- _TASK OBJECTIVE_
Pull each line containing "this" out of the data and copy it.

- _RECORDS TO PROCESS_
########################################
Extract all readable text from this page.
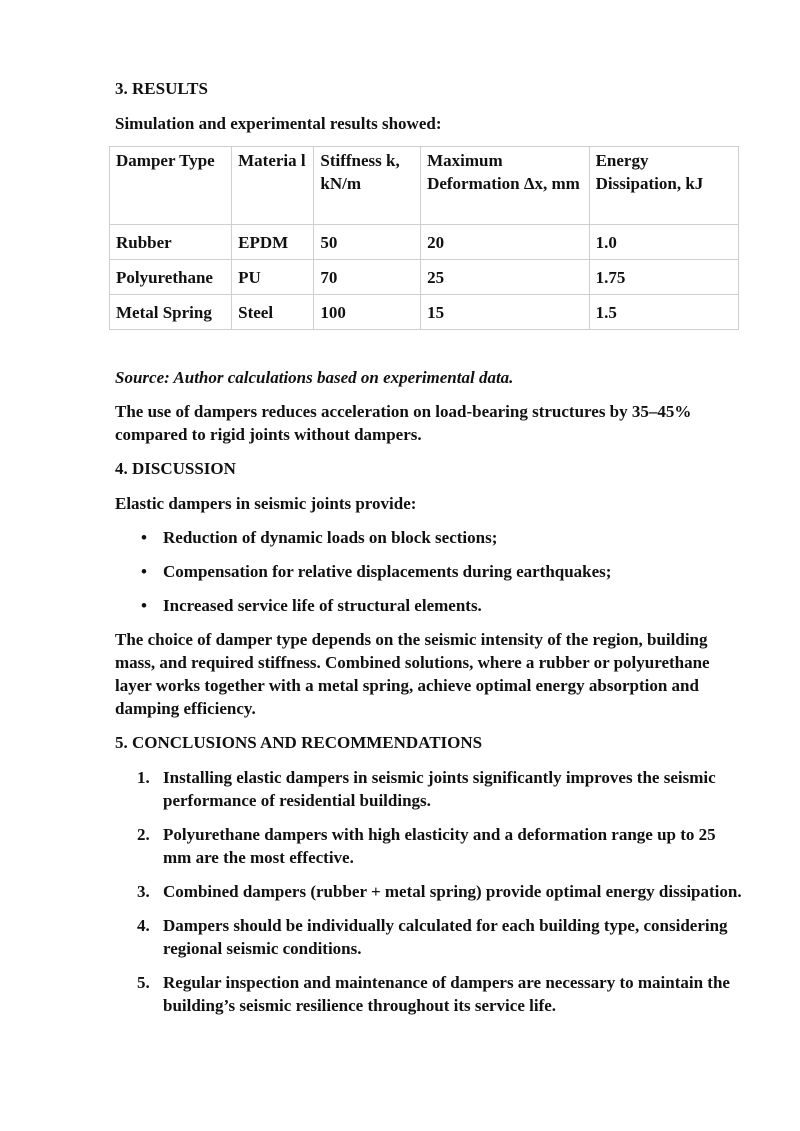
3. RESULTS

Simulation and experimental results showed:

Damper Type	Materia l	Stiffness k, kN/m	Maximum Deformation Δx, mm	Energy Dissipation, kJ
Rubber	EPDM	50	20	1.0
Polyurethane	PU	70	25	1.75
Metal Spring	Steel	100	15	1.5

Source: Author calculations based on experimental data.

The use of dampers reduces acceleration on load-bearing structures by 35–45% compared to rigid joints without dampers.

4. DISCUSSION

Elastic dampers in seismic joints provide:

• Reduction of dynamic loads on block sections;
• Compensation for relative displacements during earthquakes;
• Increased service life of structural elements.

The choice of damper type depends on the seismic intensity of the region, building mass, and required stiffness. Combined solutions, where a rubber or polyurethane layer works together with a metal spring, achieve optimal energy absorption and damping efficiency.

5. CONCLUSIONS AND RECOMMENDATIONS
1. Installing elastic dampers in seismic joints significantly improves the seismic performance of residential buildings.
2. Polyurethane dampers with high elasticity and a deformation range up to 25 mm are the most effective.
3. Combined dampers (rubber + metal spring) provide optimal energy dissipation.
4. Dampers should be individually calculated for each building type, considering regional seismic conditions.
5. Regular inspection and maintenance of dampers are necessary to maintain the building’s seismic resilience throughout its service life.
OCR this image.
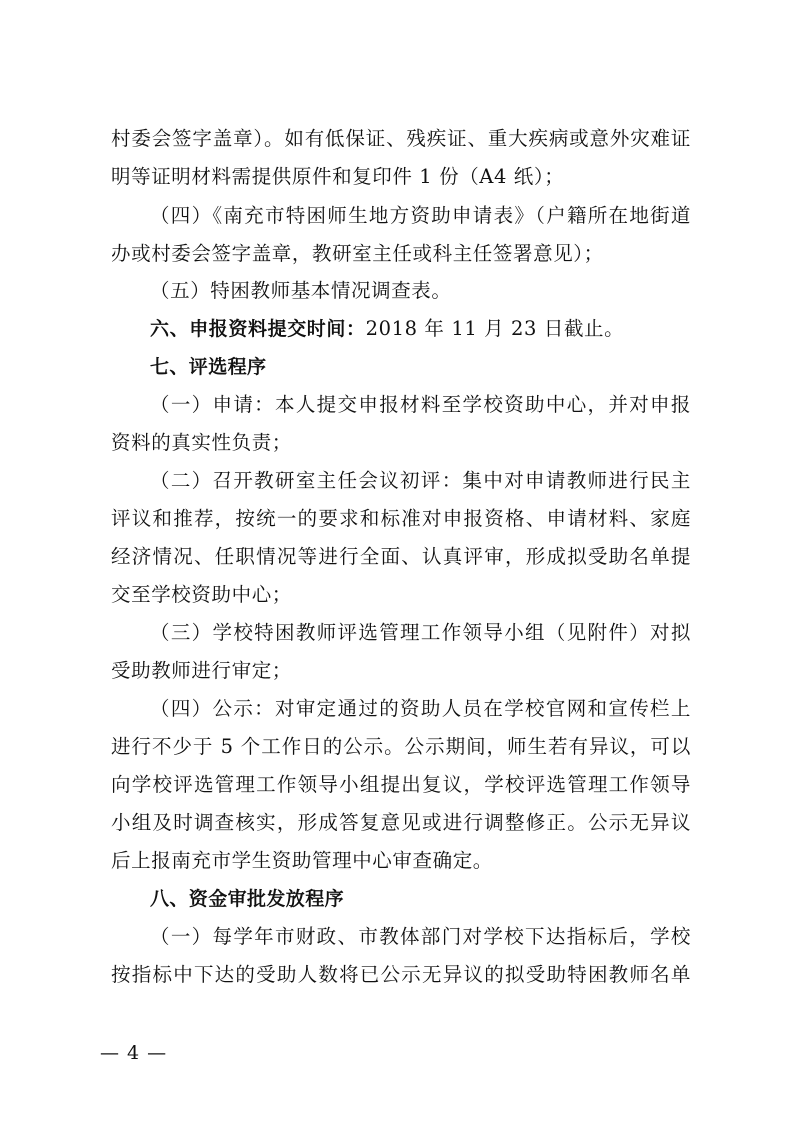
村委会签字盖章）。如有低保证、残疾证、重大疾病或意外灾难证
明等证明材料需提供原件和复印件 1 份（A4 纸）；
（四）《南充市特困师生地方资助申请表》（户籍所在地街道
办或村委会签字盖章，教研室主任或科主任签署意见）；
（五）特困教师基本情况调查表。
六、申报资料提交时间：2018 年 11 月 23 日截止。
七、评选程序
（一）申请：本人提交申报材料至学校资助中心，并对申报
资料的真实性负责；
（二）召开教研室主任会议初评：集中对申请教师进行民主
评议和推荐，按统一的要求和标准对申报资格、申请材料、家庭
经济情况、任职情况等进行全面、认真评审，形成拟受助名单提
交至学校资助中心；
（三）学校特困教师评选管理工作领导小组（见附件）对拟
受助教师进行审定；
（四）公示：对审定通过的资助人员在学校官网和宣传栏上
进行不少于 5 个工作日的公示。公示期间，师生若有异议，可以
向学校评选管理工作领导小组提出复议，学校评选管理工作领导
小组及时调查核实，形成答复意见或进行调整修正。公示无异议
后上报南充市学生资助管理中心审查确定。
八、资金审批发放程序
（一）每学年市财政、市教体部门对学校下达指标后，学校
按指标中下达的受助人数将已公示无异议的拟受助特困教师名单
— 4 —
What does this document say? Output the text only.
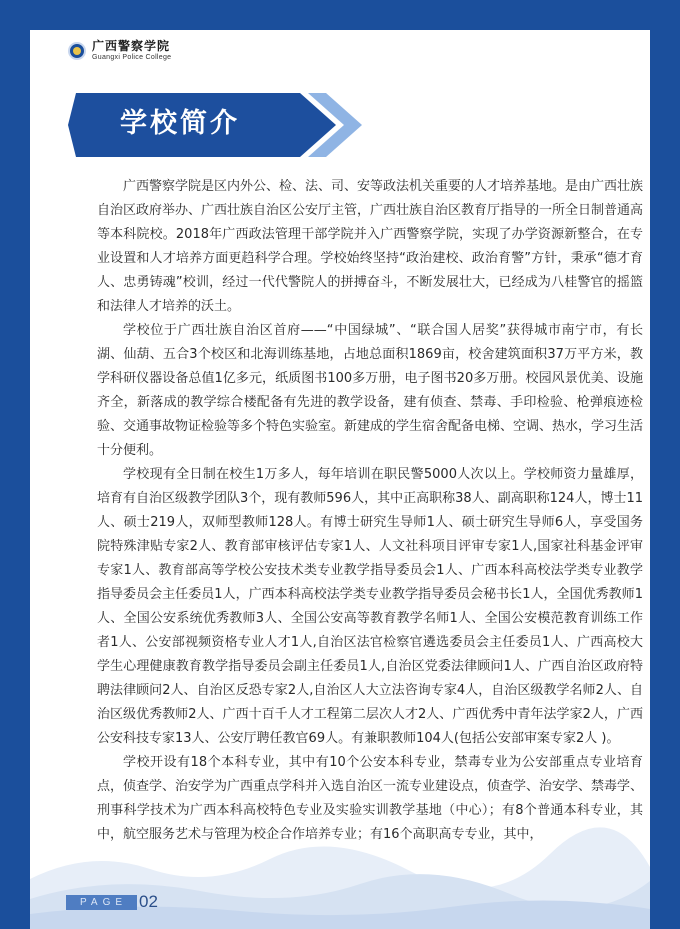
广西警察学院
Guangxi Police College
学校简介

广西警察学院是区内外公、检、法、司、安等政法机关重要的人才培养基地。是由广西壮族自治区政府举办、广西壮族自治区公安厅主管，广西壮族自治区教育厅指导的一所全日制普通高等本科院校。2018年广西政法管理干部学院并入广西警察学院，实现了办学资源新整合，在专业设置和人才培养方面更趋科学合理。学校始终坚持“政治建校、政治育警”方针，秉承“德才育人、忠勇铸魂”校训，经过一代代警院人的拼搏奋斗，不断发展壮大，已经成为八桂警官的摇篮和法律人才培养的沃土。

学校位于广西壮族自治区首府——“中国绿城”、“联合国人居奖”获得城市南宁市，有长湖、仙葫、五合3个校区和北海训练基地，占地总面积1869亩，校舍建筑面积37万平方米，教学科研仪器设备总值1亿多元，纸质图书100多万册，电子图书20多万册。校园风景优美、设施齐全，新落成的教学综合楼配备有先进的教学设备，建有侦查、禁毒、手印检验、枪弹痕迹检验、交通事故物证检验等多个特色实验室。新建成的学生宿舍配备电梯、空调、热水，学习生活十分便利。

学校现有全日制在校生1万多人，每年培训在职民警5000人次以上。学校师资力量雄厚，培育有自治区级教学团队3个，现有教师596人，其中正高职称38人、副高职称124人，博士11人、硕士219人，双师型教师128人。有博士研究生导师1人、硕士研究生导师6人，享受国务院特殊津贴专家2人、教育部审核评估专家1人、人文社科项目评审专家1人,国家社科基金评审专家1人、教育部高等学校公安技术类专业教学指导委员会1人、广西本科高校法学类专业教学指导委员会主任委员1人，广西本科高校法学类专业教学指导委员会秘书长1人，全国优秀教师1人、全国公安系统优秀教师3人、全国公安高等教育教学名师1人、全国公安模范教育训练工作者1人、公安部视频资格专业人才1人,自治区法官检察官遴选委员会主任委员1人、广西高校大学生心理健康教育教学指导委员会副主任委员1人,自治区党委法律顾问1人、广西自治区政府特聘法律顾问2人、自治区反恐专家2人,自治区人大立法咨询专家4人，自治区级教学名师2人、自治区级优秀教师2人、广西十百千人才工程第二层次人才2人、广西优秀中青年法学家2人，广西公安科技专家13人、公安厅聘任教官69人。有兼职教师104人(包括公安部审案专家2人 )。

学校开设有18个本科专业，其中有10个公安本科专业，禁毒专业为公安部重点专业培育点，侦查学、治安学为广西重点学科并入选自治区一流专业建设点，侦查学、治安学、禁毒学、刑事科学技术为广西本科高校特色专业及实验实训教学基地（中心）；有8个普通本科专业，其中，航空服务艺术与管理为校企合作培养专业；有16个高职高专专业，其中，

PAGE 02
########################################
- _FINISHED ANSWER_
Extract all readable text from this page.
OCR this image.
What does this document say? Output the text only.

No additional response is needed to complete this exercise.